## begin GIVEN TEXT
A significant part of control system design for moving structures begins with a safety case which assesses how the structure impacts on the safety of the user, the public, maintenance personnel and its own potential loss of asset, for example how a failure of the control system can lead to damage to the structure itself. This study forms one of the cornerstones of the control system design by determining the required safety functions.
Working to the guidelines set out in ISO 13849 and IEC 61508 Functional Safety of Electrical and Programmable Control Systems, our TUV accredited functional safety engineers have extensive knowledge and experience in conducting Safety Integrity Level Assessments to determine how the control system can best deliver a safe operating environment to all stakeholders.
The Built Environment – On the move
The built environment comprises of places and spaces created by people in which, on a day-to-day basis, they can live, work and more importantly play! We have played a part in some fascinating, and often iconic, moving structures over the years – designed to improve the leisure experience of those who use them.
Fairfields specified, designed, built and commissioned the core control system which is responsible for controlling the movement of the roof. The final commissioning of the four year-long project was concluded in 2009, and our engineers have been providing ongoing maintenance for the system ever since.
The roof consists of 10 trusses running on two parallel tracks. Each truss is 77m long, weighs 100 tonnes and is equipped with two Schneider PLCs, each controlling up to 4 lock motors and 8 Moog servo drives. A master Schneider supervisory PLC controls the opening and closing sequences, ensuring that the 8 minute operation is controlled to a 0.1mm resolution and achieving a total end to end tolerance of only 30mm. This process requires 4000 I/O points which are monitored and logged every second through a bespoke SQL database and RSview 32 SCADA system, both of which were designed, configured and extensively tested by our own in-house design team.
Fairfields has had the honour of designing the control and monitoring systems for 2 of the UK’s most iconic structures; the Anderton Boat Lift and the Falkirk Wheel.
First built in 1875, this was the world’s first boat lift and was originally built to speed up the movement of cargoes between the River Weaver and the Trent and Mersey Canal. The plan was to restore the lift back to its 1875 hydraulic operation and Fairfields won the contract to design and install the new electrical system. This was made all the more challenging as the new hydraulic system had to be integrated into the original structure along with integrating the legacy of the gates and wedges into the modern day control system.
Fairfields designed and implemented a control system with a Rockwell Automation SLC PLC at its core, which interfaces with 6 flex I/O nodes, 11 E3 intelligent starters 4 Panelview HMIs and 2 RSView SCADA systems.
This is the world’s first rotating boat lift, measuring an impressive 35 metres in height. It was designed to ‘bridge the gap’ between the Forth & Clyde and the Union Canals, restoring the waterway between the cities of Glasgow and Edinburgh. Fairfields was awarded the contract to design and install the electrical system. This controlled the hydraulic drive system which is responsible for wheel control and whole site water management. This is pivotal for the continued operation of the wheel. From this PLC and SCADA based system, all other major functions can be viewed and controlled, including; the lighting system, CCTV, fire and intruder alarms, and the tunnel.
## end GIVEN TEXT
## begin MATERIAL PROVIDED
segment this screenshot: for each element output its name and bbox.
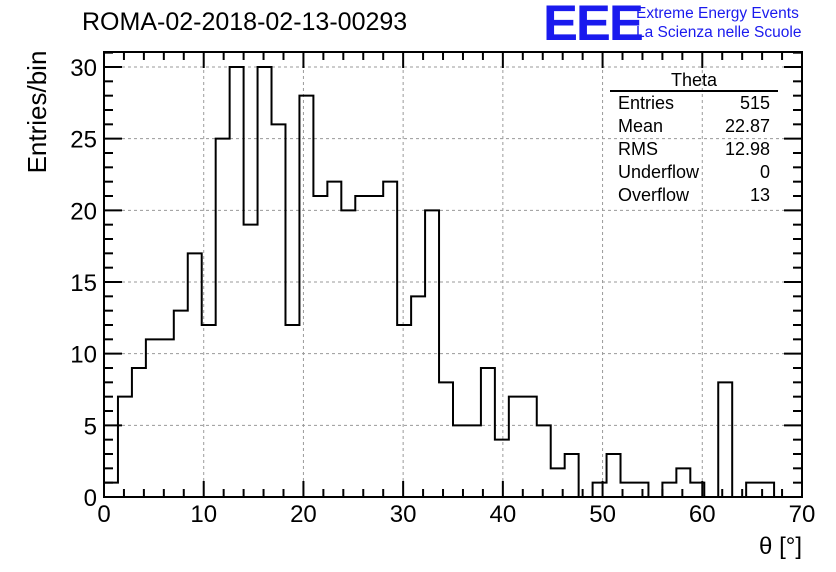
stats-value: 13 [749, 185, 770, 205]
stats-value: 515 [739, 93, 770, 113]
y-tick-label: 15 [70, 270, 97, 297]
logo-caption-line2: La Scienza nelle Scuole [636, 24, 802, 41]
axes [103, 51, 803, 498]
y-tick-label: 30 [70, 55, 97, 82]
y-tick-label: 20 [70, 198, 97, 225]
x-tick-label: 50 [589, 501, 616, 528]
stats-row-overflow: Overflow 13 [610, 184, 778, 207]
stats-label: Underflow [618, 162, 700, 182]
stats-value: 12.98 [724, 139, 770, 159]
stats-value: 22.87 [724, 116, 770, 136]
stats-title: Theta [610, 70, 778, 92]
chart-title: ROMA-02-2018-02-13-00293 [82, 8, 408, 36]
stats-label: Mean [618, 116, 664, 136]
stats-box: Theta Entries 515 Mean 22.87 RMS 12.98 U… [610, 70, 778, 207]
logo-caption-line1: Extreme Energy Events [636, 5, 799, 22]
y-axis-label: Entries/bin [22, 50, 52, 174]
x-tick-label: 20 [290, 501, 317, 528]
stats-row-rms: RMS 12.98 [610, 138, 778, 161]
x-tick-label: 40 [490, 501, 517, 528]
stats-row-entries: Entries 515 [610, 92, 778, 115]
logo-caption: Extreme Energy Events La Scienza nelle S… [636, 4, 801, 42]
eee-logo: EEE [543, 0, 644, 51]
x-axis-label: θ [°] [759, 533, 802, 560]
x-tick-label: 70 [789, 501, 816, 528]
stats-value: 0 [759, 162, 770, 182]
y-tick-label: 25 [70, 127, 97, 154]
histogram-outline [103, 66, 802, 498]
plot-frame [103, 51, 803, 498]
y-tick-label: 0 [84, 485, 97, 512]
stats-row-mean: Mean 22.87 [610, 115, 778, 138]
tick-labels: 0 10 20 30 40 50 60 70 0 5 10 15 20 25 30 [70, 55, 815, 528]
stats-label: Overflow [618, 185, 690, 205]
y-tick-label: 5 [84, 413, 97, 440]
stats-label: RMS [618, 139, 658, 159]
stats-row-underflow: Underflow 0 [610, 161, 778, 184]
y-tick-label: 10 [70, 342, 97, 369]
x-tick-label: 0 [97, 501, 110, 528]
stats-label: Entries [618, 93, 675, 113]
x-tick-label: 30 [390, 501, 417, 528]
x-tick-label: 10 [190, 501, 217, 528]
x-tick-label: 60 [689, 501, 716, 528]
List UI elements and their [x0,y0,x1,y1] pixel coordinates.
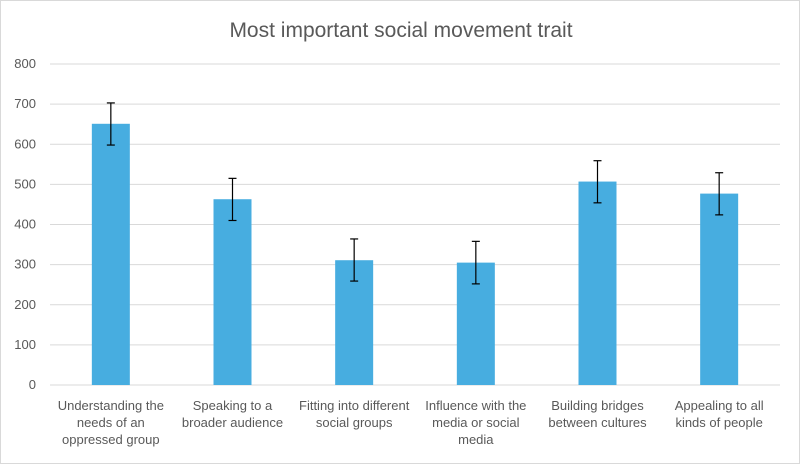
x-category-label: Understanding the needs of an oppressed gr… [58,398,164,447]
error-bar [593,160,602,204]
x-axis-labels: Understanding the needs of an oppressed gr… [58,398,764,447]
y-tick-label: 800 [14,56,36,71]
x-category-label: Fitting into different social groups [299,398,410,430]
x-category-label: Appealing to all kinds of people [675,398,764,430]
y-tick-label: 600 [14,136,36,151]
x-category-label-line: Building bridges [551,398,644,413]
x-category-label-line: needs of an [77,415,145,430]
x-category-label-line: kinds of people [675,415,762,430]
gridlines [50,63,780,386]
y-tick-label: 0 [29,377,36,392]
y-tick-label: 100 [14,337,36,352]
bar [91,123,130,385]
error-bar [228,177,237,222]
x-category-label-line: media or social [432,415,520,430]
x-category-label-line: Appealing to all [675,398,764,413]
x-category-label-line: social groups [316,415,393,430]
y-tick-label: 400 [14,217,36,232]
x-category-label-line: broader audience [182,415,283,430]
y-tick-label: 200 [14,297,36,312]
x-category-label-line: media [458,432,494,447]
x-category-label-line: Speaking to a [193,398,273,413]
x-category-label-line: between cultures [548,415,647,430]
error-bar [350,238,359,282]
x-category-label-line: Fitting into different [299,398,410,413]
chart-title: Most important social movement trait [229,19,572,42]
bar [578,181,617,385]
error-bar [106,102,115,146]
x-category-label: Speaking to a broader audience [182,398,283,430]
error-bar [715,172,724,216]
x-category-label: Building bridges between cultures [548,398,647,430]
x-category-label-line: Understanding the [58,398,164,413]
x-category-label-line: oppressed group [62,432,160,447]
bar [700,193,739,385]
y-tick-label: 500 [14,176,36,191]
x-category-label: Influence with the media or social media [425,398,526,447]
y-tick-label: 300 [14,257,36,272]
bars [91,123,739,385]
y-tick-label: 700 [14,96,36,111]
x-category-label-line: Influence with the [425,398,526,413]
error-bar [471,240,480,285]
error-bars [106,102,724,285]
bar [213,199,252,385]
y-axis-ticks: 0 100 200 300 400 500 600 700 800 [14,56,36,392]
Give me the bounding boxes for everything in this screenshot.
## end MATERIAL PROVIDED
_WHAT TO WORK ON_
1 - Print the passage from the moving-structures text, beginning at the words "A significant part" and stopping after the words "to all stakeholders.".
2 - According to the moving-structures text, how many metres long is each truss of the roof?
3 - Write the next part of the moving-structures text, picking up after its final sentence.

_ANSWER SET_
1 -
A significant part of control system design for moving structures begins with a safety case which assesses how the structure impacts on the safety of the user, the public, maintenance personnel and its own potential loss of asset, for example how a failure of the control system can lead to damage to the structure itself. This study forms one of the cornerstones of the control system design by determining the required safety functions.
Working to the guidelines set out in ISO 13849 and IEC 61508 Functional Safety of Electrical and Programmable Control Systems, our TUV accredited functional safety engineers have extensive knowledge and experience in conducting Safety Integrity Level Assessments to determine how the control system can best deliver a safe operating environment to all stakeholders.

2 - 77 metres.

3 -
The boat lift consists of two support arms, each weighing approximately 500 tonnes and measuring 38 metres in diameter. These are linked by one centrally located load bearing axle and measure 26 metres in length by 3.8 metres in diameter and is of hollow construction. These support arms support the 2 gondolas. Each gondola houses a Schneider M340 PLC performing local control functions, data gathering and relay. The PLC network is made up of a number of Schneider momentum nodes which relay I/O back to the master Premium PLC. The PLC is housed within the main hydraulic MCC located in the central wheel building. Operators are able to control and monitor the Union Canal locks, the tunnel, aqueduct, the boat lift, basin and associated locks into the Forth & Clyde Canal from one of three SCADA systems. The system as a whole has an I/O count of over 600 points.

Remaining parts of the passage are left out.